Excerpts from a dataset

══════════════════════════════

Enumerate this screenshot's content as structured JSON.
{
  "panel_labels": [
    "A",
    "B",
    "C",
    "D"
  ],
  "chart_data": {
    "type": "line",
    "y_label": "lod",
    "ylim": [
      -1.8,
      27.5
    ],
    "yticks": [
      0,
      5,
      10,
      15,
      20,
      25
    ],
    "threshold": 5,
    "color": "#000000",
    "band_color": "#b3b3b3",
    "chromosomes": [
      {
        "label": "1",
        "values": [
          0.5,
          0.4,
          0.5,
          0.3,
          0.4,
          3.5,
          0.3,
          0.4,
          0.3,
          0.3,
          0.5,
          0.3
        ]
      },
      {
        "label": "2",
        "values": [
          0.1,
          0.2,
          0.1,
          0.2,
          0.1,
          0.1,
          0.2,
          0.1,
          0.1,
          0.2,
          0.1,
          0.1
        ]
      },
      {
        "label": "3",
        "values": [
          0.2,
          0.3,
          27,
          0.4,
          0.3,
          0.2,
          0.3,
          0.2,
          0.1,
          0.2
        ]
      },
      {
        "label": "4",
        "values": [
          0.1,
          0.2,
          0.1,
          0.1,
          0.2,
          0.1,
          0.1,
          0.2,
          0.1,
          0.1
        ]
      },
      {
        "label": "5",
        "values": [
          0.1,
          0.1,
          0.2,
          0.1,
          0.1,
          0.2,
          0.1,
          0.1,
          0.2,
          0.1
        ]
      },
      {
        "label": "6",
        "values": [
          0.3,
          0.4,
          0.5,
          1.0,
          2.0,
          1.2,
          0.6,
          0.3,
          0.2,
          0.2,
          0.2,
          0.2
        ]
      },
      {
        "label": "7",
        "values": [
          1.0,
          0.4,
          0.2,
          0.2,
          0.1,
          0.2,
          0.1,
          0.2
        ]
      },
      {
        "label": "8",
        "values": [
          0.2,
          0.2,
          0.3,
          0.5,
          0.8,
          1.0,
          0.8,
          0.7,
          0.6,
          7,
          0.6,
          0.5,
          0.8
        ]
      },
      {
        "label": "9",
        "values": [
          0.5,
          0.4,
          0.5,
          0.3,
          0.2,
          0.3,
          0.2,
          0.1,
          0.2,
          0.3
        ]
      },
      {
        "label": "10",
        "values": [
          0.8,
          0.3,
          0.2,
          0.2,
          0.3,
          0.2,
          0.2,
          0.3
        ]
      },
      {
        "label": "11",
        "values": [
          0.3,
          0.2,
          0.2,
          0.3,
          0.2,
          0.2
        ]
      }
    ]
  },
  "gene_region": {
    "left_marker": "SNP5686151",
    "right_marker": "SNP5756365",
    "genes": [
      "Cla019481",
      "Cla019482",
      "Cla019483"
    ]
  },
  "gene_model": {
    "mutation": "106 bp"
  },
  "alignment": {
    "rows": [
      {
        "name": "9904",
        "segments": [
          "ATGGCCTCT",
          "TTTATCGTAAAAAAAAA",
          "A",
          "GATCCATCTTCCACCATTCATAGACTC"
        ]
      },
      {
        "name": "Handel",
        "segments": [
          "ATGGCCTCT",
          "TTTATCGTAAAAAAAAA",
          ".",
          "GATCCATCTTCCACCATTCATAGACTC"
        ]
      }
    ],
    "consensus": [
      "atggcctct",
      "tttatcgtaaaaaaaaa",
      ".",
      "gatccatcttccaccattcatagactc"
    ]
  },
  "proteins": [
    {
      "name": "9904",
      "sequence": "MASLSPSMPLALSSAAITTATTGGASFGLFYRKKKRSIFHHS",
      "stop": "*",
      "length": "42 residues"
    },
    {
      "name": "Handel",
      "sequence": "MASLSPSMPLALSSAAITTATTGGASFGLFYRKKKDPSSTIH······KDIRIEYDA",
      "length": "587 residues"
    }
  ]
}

══════════════════════════════

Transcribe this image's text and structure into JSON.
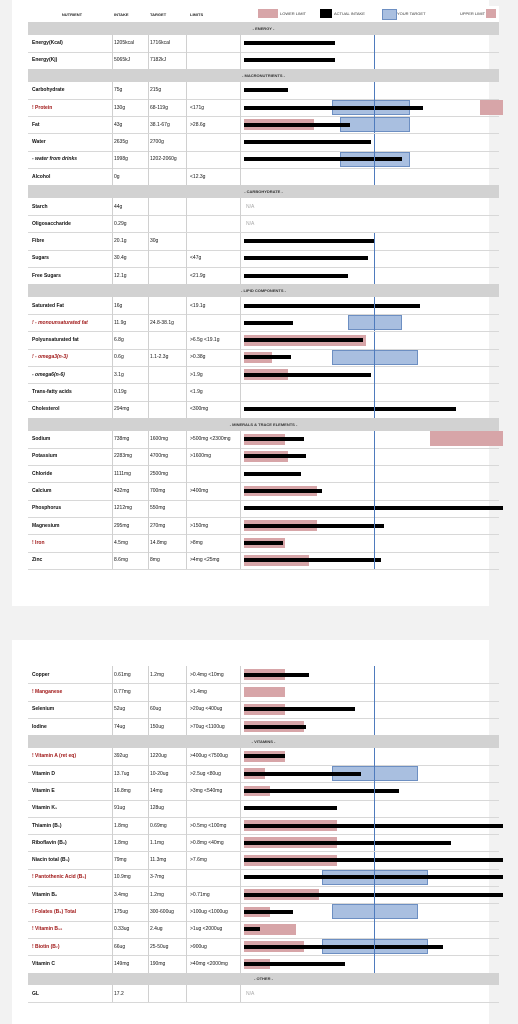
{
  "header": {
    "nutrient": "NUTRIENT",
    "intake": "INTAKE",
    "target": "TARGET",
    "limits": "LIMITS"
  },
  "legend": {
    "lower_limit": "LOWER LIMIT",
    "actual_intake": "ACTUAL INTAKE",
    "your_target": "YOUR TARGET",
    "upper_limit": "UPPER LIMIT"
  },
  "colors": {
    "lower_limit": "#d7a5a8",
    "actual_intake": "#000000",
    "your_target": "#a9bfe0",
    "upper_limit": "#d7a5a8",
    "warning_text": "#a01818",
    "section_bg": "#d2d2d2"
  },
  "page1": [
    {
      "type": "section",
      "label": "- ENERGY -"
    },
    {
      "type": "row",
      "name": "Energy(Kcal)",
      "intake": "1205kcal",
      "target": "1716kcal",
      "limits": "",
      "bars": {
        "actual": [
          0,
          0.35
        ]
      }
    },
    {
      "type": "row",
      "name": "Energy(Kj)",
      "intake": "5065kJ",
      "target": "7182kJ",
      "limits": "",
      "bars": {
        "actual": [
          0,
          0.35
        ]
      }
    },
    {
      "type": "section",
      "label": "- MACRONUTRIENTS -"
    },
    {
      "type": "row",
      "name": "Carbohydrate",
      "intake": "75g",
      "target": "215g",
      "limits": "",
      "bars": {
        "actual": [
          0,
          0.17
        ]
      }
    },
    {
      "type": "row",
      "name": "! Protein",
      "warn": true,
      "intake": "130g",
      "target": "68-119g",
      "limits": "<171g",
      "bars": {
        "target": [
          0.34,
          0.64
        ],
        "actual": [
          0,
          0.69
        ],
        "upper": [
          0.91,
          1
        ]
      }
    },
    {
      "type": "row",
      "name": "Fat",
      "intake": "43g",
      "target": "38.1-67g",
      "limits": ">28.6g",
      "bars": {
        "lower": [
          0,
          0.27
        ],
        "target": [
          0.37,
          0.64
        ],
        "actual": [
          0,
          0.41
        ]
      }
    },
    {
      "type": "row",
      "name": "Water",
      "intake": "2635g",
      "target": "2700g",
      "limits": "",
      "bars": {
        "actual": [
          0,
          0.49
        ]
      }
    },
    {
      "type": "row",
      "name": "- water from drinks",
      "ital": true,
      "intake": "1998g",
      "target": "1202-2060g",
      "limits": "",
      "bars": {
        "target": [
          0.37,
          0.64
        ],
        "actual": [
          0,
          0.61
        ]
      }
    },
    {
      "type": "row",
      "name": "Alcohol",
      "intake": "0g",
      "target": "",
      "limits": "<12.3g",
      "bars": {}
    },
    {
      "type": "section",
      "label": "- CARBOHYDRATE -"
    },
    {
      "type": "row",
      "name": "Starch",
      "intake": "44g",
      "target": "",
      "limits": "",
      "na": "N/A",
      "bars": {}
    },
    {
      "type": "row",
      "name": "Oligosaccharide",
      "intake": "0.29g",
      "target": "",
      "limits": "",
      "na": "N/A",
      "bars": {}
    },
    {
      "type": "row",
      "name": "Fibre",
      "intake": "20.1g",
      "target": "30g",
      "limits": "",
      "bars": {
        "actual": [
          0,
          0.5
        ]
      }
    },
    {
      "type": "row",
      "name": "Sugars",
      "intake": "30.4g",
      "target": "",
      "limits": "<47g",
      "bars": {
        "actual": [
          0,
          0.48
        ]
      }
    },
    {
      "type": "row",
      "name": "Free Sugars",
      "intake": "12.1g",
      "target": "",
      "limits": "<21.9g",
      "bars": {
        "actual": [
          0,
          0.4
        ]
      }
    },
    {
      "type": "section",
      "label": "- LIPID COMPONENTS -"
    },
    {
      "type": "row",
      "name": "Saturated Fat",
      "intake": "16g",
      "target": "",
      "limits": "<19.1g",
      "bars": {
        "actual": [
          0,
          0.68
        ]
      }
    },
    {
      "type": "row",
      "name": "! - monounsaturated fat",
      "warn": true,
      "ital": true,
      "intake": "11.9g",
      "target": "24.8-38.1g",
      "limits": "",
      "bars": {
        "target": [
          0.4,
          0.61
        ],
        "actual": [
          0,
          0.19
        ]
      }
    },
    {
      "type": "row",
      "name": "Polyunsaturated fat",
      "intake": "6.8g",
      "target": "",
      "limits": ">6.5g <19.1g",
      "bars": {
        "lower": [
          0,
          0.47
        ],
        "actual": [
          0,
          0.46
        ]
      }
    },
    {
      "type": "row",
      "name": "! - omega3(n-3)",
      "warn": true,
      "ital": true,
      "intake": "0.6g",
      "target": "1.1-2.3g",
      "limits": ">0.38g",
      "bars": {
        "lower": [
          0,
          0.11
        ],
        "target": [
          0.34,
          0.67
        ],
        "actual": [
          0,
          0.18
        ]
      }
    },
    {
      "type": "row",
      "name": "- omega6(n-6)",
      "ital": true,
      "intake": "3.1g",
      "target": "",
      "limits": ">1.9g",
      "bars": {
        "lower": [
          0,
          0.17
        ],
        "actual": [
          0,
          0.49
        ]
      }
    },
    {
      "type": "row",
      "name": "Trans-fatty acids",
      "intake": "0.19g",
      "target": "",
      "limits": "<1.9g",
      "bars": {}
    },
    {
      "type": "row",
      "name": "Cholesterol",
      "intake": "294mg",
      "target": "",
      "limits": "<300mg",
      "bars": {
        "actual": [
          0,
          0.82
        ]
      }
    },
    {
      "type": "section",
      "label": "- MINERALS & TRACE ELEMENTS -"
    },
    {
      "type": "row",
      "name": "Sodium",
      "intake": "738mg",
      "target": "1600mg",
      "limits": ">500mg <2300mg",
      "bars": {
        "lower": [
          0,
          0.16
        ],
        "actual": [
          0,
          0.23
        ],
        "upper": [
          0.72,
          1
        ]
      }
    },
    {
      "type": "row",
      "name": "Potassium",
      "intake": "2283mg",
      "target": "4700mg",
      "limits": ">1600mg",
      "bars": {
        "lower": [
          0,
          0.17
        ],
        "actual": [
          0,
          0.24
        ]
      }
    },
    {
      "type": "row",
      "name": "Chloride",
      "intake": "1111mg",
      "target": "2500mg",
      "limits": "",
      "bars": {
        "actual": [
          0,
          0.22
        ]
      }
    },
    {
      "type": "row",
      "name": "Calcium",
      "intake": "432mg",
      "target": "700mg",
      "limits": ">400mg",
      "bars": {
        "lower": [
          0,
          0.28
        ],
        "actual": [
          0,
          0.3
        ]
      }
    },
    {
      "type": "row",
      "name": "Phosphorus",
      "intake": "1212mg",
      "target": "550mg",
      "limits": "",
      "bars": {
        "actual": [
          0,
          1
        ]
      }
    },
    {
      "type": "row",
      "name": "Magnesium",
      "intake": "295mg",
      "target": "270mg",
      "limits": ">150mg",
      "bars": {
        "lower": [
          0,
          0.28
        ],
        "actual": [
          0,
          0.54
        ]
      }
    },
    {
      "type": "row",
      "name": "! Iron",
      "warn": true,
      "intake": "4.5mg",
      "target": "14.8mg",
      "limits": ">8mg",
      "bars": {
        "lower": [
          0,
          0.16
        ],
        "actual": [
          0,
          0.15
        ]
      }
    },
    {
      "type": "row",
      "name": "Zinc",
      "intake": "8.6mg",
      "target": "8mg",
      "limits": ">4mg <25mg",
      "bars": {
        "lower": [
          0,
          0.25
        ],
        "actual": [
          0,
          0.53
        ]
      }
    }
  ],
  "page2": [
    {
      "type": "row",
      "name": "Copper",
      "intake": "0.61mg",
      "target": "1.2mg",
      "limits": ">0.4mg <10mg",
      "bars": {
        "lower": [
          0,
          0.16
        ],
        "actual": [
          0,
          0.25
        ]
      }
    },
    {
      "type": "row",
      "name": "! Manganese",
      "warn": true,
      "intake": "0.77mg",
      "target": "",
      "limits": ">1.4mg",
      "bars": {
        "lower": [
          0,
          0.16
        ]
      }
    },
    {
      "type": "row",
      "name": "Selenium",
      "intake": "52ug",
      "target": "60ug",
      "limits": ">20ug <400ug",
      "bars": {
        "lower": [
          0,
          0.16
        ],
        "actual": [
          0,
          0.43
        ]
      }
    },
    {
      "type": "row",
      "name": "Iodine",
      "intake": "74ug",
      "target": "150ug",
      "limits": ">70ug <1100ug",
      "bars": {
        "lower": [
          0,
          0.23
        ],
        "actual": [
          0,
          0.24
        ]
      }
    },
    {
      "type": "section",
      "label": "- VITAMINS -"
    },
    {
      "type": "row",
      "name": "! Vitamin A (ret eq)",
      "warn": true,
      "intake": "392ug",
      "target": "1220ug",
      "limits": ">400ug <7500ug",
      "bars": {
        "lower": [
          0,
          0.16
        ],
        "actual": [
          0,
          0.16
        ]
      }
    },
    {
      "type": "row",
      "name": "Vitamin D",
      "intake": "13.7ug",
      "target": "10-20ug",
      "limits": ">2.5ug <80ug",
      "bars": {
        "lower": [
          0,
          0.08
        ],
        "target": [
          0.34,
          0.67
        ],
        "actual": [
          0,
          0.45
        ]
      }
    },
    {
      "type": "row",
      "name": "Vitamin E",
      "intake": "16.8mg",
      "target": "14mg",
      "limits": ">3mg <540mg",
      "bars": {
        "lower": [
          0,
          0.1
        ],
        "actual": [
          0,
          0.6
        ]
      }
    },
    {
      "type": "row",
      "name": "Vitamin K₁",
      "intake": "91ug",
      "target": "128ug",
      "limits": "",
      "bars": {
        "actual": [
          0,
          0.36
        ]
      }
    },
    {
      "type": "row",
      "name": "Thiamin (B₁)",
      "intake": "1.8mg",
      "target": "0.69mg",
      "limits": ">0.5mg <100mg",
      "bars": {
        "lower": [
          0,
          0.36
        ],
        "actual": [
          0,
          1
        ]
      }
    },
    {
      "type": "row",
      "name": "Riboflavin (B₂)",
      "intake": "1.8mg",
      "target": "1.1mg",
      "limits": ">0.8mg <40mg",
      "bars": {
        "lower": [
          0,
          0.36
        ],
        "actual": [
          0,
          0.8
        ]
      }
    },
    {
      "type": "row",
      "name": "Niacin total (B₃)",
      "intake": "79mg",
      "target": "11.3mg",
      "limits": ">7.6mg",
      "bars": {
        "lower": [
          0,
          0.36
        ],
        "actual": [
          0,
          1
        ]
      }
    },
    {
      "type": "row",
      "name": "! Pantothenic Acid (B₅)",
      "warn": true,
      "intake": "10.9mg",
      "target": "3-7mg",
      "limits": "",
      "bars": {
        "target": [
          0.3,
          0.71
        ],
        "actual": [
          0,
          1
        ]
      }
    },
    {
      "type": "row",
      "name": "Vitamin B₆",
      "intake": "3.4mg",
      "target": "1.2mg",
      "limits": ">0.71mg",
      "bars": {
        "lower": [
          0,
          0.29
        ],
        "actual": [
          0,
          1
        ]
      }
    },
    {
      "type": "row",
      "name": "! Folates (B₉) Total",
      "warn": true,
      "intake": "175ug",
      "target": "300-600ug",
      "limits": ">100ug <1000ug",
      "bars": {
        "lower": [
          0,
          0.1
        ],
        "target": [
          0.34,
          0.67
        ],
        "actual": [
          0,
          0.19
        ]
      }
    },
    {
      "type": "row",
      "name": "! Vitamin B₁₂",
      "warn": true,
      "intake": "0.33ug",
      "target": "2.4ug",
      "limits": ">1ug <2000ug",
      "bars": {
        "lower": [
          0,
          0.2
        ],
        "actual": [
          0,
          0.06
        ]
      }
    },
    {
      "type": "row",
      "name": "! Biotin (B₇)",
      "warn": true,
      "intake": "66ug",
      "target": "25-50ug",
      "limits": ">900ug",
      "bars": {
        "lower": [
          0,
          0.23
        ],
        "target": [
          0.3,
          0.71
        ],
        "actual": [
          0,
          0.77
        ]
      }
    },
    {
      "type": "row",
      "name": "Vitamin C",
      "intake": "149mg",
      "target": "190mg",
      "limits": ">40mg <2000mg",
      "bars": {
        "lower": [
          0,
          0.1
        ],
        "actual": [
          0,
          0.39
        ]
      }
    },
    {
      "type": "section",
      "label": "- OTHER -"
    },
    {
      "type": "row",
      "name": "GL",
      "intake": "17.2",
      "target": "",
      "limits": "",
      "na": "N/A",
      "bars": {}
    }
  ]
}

══════════════════════════════

From the entries above, copy every line where the word "residues" shows up.

      "length": "42 residues"
      "length": "587 residues"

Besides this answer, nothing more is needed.